[Collected data]
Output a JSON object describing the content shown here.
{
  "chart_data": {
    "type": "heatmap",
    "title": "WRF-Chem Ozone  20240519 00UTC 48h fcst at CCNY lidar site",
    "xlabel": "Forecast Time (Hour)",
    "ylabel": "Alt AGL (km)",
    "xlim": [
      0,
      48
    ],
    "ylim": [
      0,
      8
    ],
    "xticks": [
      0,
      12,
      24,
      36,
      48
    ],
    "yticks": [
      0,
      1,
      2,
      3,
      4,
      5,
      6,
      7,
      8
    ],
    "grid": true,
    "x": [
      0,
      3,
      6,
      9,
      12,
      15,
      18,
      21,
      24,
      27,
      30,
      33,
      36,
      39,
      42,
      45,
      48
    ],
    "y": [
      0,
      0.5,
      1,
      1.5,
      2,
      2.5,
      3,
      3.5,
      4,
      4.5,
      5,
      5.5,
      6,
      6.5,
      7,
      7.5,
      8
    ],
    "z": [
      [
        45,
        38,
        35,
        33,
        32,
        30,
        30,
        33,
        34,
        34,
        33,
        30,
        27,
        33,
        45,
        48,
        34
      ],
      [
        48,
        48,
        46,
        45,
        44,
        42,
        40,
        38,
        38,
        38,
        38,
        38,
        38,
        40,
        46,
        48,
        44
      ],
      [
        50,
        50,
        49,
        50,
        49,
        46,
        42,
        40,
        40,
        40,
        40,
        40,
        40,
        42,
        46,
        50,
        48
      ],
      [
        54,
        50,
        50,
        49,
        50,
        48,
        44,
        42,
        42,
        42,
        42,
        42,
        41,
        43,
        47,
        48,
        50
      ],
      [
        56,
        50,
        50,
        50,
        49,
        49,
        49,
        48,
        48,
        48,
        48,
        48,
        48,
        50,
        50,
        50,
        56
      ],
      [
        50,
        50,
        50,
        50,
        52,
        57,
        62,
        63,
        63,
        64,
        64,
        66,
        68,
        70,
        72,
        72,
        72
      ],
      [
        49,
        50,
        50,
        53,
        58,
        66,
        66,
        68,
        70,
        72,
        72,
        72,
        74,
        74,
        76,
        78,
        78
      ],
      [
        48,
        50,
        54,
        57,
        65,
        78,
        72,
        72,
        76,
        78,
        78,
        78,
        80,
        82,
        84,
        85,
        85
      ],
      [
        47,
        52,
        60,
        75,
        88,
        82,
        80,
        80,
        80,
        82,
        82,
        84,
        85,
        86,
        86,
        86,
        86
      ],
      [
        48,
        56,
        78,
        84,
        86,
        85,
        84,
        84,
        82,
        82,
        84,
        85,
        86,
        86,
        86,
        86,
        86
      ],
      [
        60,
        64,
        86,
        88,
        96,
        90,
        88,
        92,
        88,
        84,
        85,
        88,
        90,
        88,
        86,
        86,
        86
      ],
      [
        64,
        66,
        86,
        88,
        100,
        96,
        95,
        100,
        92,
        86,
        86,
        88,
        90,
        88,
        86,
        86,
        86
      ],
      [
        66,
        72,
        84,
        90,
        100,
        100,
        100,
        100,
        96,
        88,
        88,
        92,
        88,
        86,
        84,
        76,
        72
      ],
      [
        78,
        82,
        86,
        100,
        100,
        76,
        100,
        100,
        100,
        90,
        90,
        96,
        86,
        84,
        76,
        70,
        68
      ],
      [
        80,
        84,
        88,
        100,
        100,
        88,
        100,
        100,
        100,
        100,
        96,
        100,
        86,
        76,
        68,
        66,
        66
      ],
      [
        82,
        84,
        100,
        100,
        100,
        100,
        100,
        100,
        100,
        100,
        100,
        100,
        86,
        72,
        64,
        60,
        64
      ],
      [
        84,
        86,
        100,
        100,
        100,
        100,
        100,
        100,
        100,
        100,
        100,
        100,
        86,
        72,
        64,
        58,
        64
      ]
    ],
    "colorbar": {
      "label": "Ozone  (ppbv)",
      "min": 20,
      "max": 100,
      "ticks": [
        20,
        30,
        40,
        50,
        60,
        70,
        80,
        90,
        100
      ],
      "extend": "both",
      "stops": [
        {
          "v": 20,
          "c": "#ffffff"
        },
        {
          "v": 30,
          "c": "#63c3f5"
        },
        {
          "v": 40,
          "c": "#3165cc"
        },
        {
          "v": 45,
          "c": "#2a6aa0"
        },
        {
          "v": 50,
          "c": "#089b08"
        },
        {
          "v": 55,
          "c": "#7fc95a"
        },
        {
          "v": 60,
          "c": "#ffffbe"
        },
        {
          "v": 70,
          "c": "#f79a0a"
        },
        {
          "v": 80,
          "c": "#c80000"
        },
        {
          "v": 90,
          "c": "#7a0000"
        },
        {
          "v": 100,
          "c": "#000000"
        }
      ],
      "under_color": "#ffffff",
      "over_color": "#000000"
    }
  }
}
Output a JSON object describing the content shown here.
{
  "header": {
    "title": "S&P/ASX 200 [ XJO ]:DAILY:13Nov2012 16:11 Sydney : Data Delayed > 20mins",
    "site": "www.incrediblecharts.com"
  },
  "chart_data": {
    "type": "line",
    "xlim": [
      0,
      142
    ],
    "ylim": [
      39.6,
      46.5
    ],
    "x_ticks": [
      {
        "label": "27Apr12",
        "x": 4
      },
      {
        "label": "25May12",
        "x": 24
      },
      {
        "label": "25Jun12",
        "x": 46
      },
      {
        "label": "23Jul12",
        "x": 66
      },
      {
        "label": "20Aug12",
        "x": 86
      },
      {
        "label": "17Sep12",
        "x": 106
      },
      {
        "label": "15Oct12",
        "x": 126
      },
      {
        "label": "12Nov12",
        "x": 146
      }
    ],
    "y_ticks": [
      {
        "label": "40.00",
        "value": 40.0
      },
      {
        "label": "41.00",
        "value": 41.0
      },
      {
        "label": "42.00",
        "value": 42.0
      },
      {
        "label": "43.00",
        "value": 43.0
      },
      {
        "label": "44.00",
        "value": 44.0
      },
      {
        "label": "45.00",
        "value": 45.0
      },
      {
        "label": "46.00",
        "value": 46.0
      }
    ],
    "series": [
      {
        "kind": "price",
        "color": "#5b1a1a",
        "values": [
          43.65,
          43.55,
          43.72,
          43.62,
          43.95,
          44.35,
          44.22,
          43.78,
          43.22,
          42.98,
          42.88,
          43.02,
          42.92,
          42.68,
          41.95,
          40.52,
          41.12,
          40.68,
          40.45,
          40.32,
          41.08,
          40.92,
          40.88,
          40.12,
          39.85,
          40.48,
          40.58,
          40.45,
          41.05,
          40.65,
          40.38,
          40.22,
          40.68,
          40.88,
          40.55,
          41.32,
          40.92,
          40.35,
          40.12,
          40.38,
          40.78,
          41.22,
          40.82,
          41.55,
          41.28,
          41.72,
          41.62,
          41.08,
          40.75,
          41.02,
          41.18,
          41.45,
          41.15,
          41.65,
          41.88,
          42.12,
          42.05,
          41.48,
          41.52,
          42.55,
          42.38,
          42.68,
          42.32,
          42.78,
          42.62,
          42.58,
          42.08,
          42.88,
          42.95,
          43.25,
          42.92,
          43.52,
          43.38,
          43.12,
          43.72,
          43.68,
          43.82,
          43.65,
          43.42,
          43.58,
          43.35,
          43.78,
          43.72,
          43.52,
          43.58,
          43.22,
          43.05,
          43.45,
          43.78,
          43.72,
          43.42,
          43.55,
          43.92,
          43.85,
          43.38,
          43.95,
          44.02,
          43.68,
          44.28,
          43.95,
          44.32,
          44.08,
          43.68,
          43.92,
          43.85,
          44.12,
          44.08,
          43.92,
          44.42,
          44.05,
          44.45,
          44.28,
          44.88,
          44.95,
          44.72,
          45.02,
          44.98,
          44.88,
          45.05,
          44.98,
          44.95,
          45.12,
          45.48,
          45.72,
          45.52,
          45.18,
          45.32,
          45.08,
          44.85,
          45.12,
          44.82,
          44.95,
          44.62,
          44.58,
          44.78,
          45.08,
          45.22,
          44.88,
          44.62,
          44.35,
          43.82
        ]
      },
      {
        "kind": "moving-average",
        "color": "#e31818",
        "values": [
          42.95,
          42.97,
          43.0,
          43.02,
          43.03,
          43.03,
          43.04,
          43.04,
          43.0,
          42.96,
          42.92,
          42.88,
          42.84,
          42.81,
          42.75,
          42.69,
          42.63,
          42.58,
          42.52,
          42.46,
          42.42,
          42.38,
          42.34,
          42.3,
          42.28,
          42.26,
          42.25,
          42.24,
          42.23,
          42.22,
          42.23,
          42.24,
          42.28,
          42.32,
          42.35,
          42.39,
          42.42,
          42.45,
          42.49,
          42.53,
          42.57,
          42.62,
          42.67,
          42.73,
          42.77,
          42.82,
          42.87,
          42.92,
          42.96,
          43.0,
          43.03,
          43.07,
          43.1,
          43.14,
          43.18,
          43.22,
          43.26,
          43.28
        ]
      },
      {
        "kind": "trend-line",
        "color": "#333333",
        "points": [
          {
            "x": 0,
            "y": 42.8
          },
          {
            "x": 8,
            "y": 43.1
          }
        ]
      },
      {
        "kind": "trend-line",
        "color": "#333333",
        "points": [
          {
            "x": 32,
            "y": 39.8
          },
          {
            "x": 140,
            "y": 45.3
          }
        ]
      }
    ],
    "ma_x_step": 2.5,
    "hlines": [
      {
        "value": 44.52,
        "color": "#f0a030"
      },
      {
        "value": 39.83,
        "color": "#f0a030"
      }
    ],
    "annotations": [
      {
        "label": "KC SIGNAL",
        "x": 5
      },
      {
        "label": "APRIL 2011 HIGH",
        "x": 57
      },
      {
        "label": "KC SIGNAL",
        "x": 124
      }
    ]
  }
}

> WORK TO BE COMPLETED: Check each line above for the string "Ozone", then copy the ones that have it.

> FINAL ANSWER:
    "title": "WRF-Chem Ozone  20240519 00UTC 48h fcst at CCNY lidar site",
      "label": "Ozone  (ppbv)",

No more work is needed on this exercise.